◆ REQUIRED TASK:
Below is a listing; reproduce each line of it exactly.

◆ DATASET EXTRACT:
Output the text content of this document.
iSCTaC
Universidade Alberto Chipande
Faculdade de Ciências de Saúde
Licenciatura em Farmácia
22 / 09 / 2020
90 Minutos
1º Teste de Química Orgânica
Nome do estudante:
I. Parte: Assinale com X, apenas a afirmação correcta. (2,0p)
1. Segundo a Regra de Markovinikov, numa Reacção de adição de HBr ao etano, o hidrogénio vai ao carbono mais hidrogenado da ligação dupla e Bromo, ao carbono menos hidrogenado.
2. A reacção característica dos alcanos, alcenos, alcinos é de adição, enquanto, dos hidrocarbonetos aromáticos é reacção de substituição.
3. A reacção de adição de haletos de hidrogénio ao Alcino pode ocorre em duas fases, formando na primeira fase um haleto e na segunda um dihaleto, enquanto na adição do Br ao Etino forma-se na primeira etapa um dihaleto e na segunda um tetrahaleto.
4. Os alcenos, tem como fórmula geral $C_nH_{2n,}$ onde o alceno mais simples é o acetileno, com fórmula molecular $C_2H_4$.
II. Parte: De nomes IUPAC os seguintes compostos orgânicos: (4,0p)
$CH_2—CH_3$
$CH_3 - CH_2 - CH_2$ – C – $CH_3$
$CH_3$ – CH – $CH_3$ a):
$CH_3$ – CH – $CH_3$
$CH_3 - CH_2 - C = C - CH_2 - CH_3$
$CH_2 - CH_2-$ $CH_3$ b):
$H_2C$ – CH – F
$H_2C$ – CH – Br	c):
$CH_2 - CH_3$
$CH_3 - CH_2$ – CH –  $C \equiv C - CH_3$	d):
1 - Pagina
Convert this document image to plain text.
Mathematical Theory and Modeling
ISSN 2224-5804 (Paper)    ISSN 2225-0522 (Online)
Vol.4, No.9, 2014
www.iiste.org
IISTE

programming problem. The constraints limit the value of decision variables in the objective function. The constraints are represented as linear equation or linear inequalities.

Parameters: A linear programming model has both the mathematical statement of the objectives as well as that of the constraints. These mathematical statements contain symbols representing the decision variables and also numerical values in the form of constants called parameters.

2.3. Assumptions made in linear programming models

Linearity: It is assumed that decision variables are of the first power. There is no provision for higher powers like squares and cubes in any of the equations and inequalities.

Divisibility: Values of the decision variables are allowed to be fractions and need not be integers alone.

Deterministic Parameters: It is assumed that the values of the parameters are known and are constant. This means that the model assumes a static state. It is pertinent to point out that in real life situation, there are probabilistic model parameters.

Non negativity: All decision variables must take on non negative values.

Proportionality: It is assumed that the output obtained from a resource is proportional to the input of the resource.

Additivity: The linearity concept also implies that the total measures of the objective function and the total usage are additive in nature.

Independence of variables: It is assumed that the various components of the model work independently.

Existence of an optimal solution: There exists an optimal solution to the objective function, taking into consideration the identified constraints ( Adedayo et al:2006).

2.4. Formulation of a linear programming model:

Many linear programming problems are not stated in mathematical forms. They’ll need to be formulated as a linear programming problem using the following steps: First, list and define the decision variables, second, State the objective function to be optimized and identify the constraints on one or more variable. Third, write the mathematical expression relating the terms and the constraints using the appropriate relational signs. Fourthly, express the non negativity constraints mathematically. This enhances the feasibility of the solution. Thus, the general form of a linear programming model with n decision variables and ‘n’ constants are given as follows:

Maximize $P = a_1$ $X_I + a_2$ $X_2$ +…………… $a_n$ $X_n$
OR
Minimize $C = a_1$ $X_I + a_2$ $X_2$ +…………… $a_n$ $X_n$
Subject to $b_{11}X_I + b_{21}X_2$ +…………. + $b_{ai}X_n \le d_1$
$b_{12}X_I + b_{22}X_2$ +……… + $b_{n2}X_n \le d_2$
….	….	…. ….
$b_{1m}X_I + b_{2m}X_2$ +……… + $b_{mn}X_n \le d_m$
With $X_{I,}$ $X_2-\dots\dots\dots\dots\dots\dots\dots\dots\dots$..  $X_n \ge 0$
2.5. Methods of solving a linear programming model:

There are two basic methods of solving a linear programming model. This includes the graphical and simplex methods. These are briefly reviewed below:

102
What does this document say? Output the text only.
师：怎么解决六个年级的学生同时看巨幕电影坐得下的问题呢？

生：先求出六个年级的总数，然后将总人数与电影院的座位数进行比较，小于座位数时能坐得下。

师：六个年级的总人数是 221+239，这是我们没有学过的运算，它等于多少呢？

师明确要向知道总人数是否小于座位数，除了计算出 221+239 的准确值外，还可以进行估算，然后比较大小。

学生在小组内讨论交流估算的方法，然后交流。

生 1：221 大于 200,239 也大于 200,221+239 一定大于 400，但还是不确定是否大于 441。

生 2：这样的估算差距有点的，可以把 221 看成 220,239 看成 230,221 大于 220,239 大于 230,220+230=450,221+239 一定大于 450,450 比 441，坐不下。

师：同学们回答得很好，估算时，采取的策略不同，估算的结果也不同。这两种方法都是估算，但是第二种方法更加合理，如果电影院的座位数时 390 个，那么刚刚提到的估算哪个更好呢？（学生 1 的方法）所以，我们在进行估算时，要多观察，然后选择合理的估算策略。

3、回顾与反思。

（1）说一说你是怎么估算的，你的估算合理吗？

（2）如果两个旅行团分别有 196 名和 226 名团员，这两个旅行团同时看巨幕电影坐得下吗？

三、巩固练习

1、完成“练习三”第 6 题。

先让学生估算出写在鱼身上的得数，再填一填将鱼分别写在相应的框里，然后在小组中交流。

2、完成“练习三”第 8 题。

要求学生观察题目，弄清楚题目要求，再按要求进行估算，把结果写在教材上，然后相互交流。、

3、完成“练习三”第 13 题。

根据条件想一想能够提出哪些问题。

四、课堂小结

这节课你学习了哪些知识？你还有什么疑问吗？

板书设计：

◆ SOLUTION TO THE PROBLEM:
Output the text content of this document.
iSCTaC
Universidade Alberto Chipande
Faculdade de Ciências de Saúde
Licenciatura em Farmácia
22 / 09 / 2020
90 Minutos
1º Teste de Química Orgânica
Nome do estudante:
I. Parte: Assinale com X, apenas a afirmação correcta. (2,0p)
1. Segundo a Regra de Markovinikov, numa Reacção de adição de HBr ao etano, o hidrogénio vai ao carbono mais hidrogenado da ligação dupla e Bromo, ao carbono menos hidrogenado.
2. A reacção característica dos alcanos, alcenos, alcinos é de adição, enquanto, dos hidrocarbonetos aromáticos é reacção de substituição.
3. A reacção de adição de haletos de hidrogénio ao Alcino pode ocorre em duas fases, formando na primeira fase um haleto e na segunda um dihaleto, enquanto na adição do Br ao Etino forma-se na primeira etapa um dihaleto e na segunda um tetrahaleto.
4. Os alcenos, tem como fórmula geral $C_nH_{2n,}$ onde o alceno mais simples é o acetileno, com fórmula molecular $C_2H_4$.
II. Parte: De nomes IUPAC os seguintes compostos orgânicos: (4,0p)
$CH_2—CH_3$
$CH_3 - CH_2 - CH_2$ – C – $CH_3$
$CH_3$ – CH – $CH_3$ a):
$CH_3$ – CH – $CH_3$
$CH_3 - CH_2 - C = C - CH_2 - CH_3$
$CH_2 - CH_2-$ $CH_3$ b):
$H_2C$ – CH – F
$H_2C$ – CH – Br	c):
$CH_2 - CH_3$
$CH_3 - CH_2$ – CH –  $C \equiv C - CH_3$	d):
1 - Pagina
Convert this document image to plain text.
Mathematical Theory and Modeling
ISSN 2224-5804 (Paper)    ISSN 2225-0522 (Online)
Vol.4, No.9, 2014
www.iiste.org
IISTE

programming problem. The constraints limit the value of decision variables in the objective function. The constraints are represented as linear equation or linear inequalities.

Parameters: A linear programming model has both the mathematical statement of the objectives as well as that of the constraints. These mathematical statements contain symbols representing the decision variables and also numerical values in the form of constants called parameters.

2.3. Assumptions made in linear programming models

Linearity: It is assumed that decision variables are of the first power. There is no provision for higher powers like squares and cubes in any of the equations and inequalities.

Divisibility: Values of the decision variables are allowed to be fractions and need not be integers alone.

Deterministic Parameters: It is assumed that the values of the parameters are known and are constant. This means that the model assumes a static state. It is pertinent to point out that in real life situation, there are probabilistic model parameters.

Non negativity: All decision variables must take on non negative values.

Proportionality: It is assumed that the output obtained from a resource is proportional to the input of the resource.

Additivity: The linearity concept also implies that the total measures of the objective function and the total usage are additive in nature.

Independence of variables: It is assumed that the various components of the model work independently.

Existence of an optimal solution: There exists an optimal solution to the objective function, taking into consideration the identified constraints ( Adedayo et al:2006).

2.4. Formulation of a linear programming model:

Many linear programming problems are not stated in mathematical forms. They’ll need to be formulated as a linear programming problem using the following steps: First, list and define the decision variables, second, State the objective function to be optimized and identify the constraints on one or more variable. Third, write the mathematical expression relating the terms and the constraints using the appropriate relational signs. Fourthly, express the non negativity constraints mathematically. This enhances the feasibility of the solution. Thus, the general form of a linear programming model with n decision variables and ‘n’ constants are given as follows:

Maximize $P = a_1$ $X_I + a_2$ $X_2$ +…………… $a_n$ $X_n$
OR
Minimize $C = a_1$ $X_I + a_2$ $X_2$ +…………… $a_n$ $X_n$
Subject to $b_{11}X_I + b_{21}X_2$ +…………. + $b_{ai}X_n \le d_1$
$b_{12}X_I + b_{22}X_2$ +……… + $b_{n2}X_n \le d_2$
….	….	…. ….
$b_{1m}X_I + b_{2m}X_2$ +……… + $b_{mn}X_n \le d_m$
With $X_{I,}$ $X_2-\dots\dots\dots\dots\dots\dots\dots\dots\dots$..  $X_n \ge 0$
2.5. Methods of solving a linear programming model:

There are two basic methods of solving a linear programming model. This includes the graphical and simplex methods. These are briefly reviewed below:

102
What does this document say? Output the text only.
师：怎么解决六个年级的学生同时看巨幕电影坐得下的问题呢？

生：先求出六个年级的总数，然后将总人数与电影院的座位数进行比较，小于座位数时能坐得下。

师：六个年级的总人数是 221+239，这是我们没有学过的运算，它等于多少呢？

师明确要向知道总人数是否小于座位数，除了计算出 221+239 的准确值外，还可以进行估算，然后比较大小。

学生在小组内讨论交流估算的方法，然后交流。

生 1：221 大于 200,239 也大于 200,221+239 一定大于 400，但还是不确定是否大于 441。

生 2：这样的估算差距有点的，可以把 221 看成 220,239 看成 230,221 大于 220,239 大于 230,220+230=450,221+239 一定大于 450,450 比 441，坐不下。

师：同学们回答得很好，估算时，采取的策略不同，估算的结果也不同。这两种方法都是估算，但是第二种方法更加合理，如果电影院的座位数时 390 个，那么刚刚提到的估算哪个更好呢？（学生 1 的方法）所以，我们在进行估算时，要多观察，然后选择合理的估算策略。

3、回顾与反思。

（1）说一说你是怎么估算的，你的估算合理吗？

（2）如果两个旅行团分别有 196 名和 226 名团员，这两个旅行团同时看巨幕电影坐得下吗？

三、巩固练习

1、完成“练习三”第 6 题。

先让学生估算出写在鱼身上的得数，再填一填将鱼分别写在相应的框里，然后在小组中交流。

2、完成“练习三”第 8 题。

要求学生观察题目，弄清楚题目要求，再按要求进行估算，把结果写在教材上，然后相互交流。、

3、完成“练习三”第 13 题。

根据条件想一想能够提出哪些问题。

四、课堂小结

这节课你学习了哪些知识？你还有什么疑问吗？

板书设计：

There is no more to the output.